■ WRITTEN TASK ■
Omit every picture, then give all the entries again exactly.

Saved entries
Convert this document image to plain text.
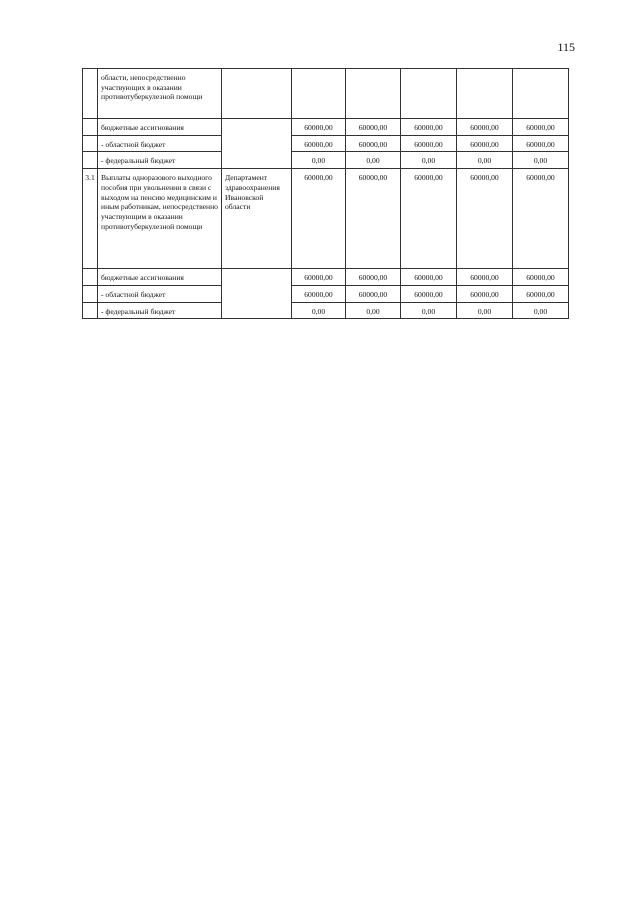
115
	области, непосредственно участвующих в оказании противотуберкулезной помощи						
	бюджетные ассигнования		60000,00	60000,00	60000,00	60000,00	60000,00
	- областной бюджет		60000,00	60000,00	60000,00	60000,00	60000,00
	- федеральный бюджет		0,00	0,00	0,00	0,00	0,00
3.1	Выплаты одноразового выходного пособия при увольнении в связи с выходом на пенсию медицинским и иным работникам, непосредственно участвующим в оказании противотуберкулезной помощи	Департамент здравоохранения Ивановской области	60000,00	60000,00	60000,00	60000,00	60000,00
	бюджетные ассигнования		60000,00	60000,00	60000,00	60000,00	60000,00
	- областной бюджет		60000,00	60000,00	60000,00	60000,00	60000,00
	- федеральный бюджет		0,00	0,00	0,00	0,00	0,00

■ RESPONSE TO THIS EXERCISE ■
Convert this document image to plain text.
115
	области, непосредственно участвующих в оказании противотуберкулезной помощи						
	бюджетные ассигнования		60000,00	60000,00	60000,00	60000,00	60000,00
	- областной бюджет		60000,00	60000,00	60000,00	60000,00	60000,00
	- федеральный бюджет		0,00	0,00	0,00	0,00	0,00
3.1	Выплаты одноразового выходного пособия при увольнении в связи с выходом на пенсию медицинским и иным работникам, непосредственно участвующим в оказании противотуберкулезной помощи	Департамент здравоохранения Ивановской области	60000,00	60000,00	60000,00	60000,00	60000,00
	бюджетные ассигнования		60000,00	60000,00	60000,00	60000,00	60000,00
	- областной бюджет		60000,00	60000,00	60000,00	60000,00	60000,00
	- федеральный бюджет		0,00	0,00	0,00	0,00	0,00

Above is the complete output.